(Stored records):
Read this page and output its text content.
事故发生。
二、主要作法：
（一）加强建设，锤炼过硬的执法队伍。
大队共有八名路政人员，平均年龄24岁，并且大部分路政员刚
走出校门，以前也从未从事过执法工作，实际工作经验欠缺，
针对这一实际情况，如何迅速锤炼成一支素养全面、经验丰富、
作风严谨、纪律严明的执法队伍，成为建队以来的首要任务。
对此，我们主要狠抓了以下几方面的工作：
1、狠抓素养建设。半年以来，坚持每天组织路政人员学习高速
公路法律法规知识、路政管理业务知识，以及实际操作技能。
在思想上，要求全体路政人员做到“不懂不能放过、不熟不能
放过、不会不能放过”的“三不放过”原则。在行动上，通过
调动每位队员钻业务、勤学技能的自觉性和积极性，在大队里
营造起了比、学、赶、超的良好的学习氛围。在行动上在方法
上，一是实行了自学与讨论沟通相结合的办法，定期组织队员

(Exercise description):
Restate the whole of the material exactly.

(Written response):
Read this page and output its text content.
事故发生。
二、主要作法：
（一）加强建设，锤炼过硬的执法队伍。
大队共有八名路政人员，平均年龄24岁，并且大部分路政员刚
走出校门，以前也从未从事过执法工作，实际工作经验欠缺，
针对这一实际情况，如何迅速锤炼成一支素养全面、经验丰富、
作风严谨、纪律严明的执法队伍，成为建队以来的首要任务。
对此，我们主要狠抓了以下几方面的工作：
1、狠抓素养建设。半年以来，坚持每天组织路政人员学习高速
公路法律法规知识、路政管理业务知识，以及实际操作技能。
在思想上，要求全体路政人员做到“不懂不能放过、不熟不能
放过、不会不能放过”的“三不放过”原则。在行动上，通过
调动每位队员钻业务、勤学技能的自觉性和积极性，在大队里
营造起了比、学、赶、超的良好的学习氛围。在行动上在方法
上，一是实行了自学与讨论沟通相结合的办法，定期组织队员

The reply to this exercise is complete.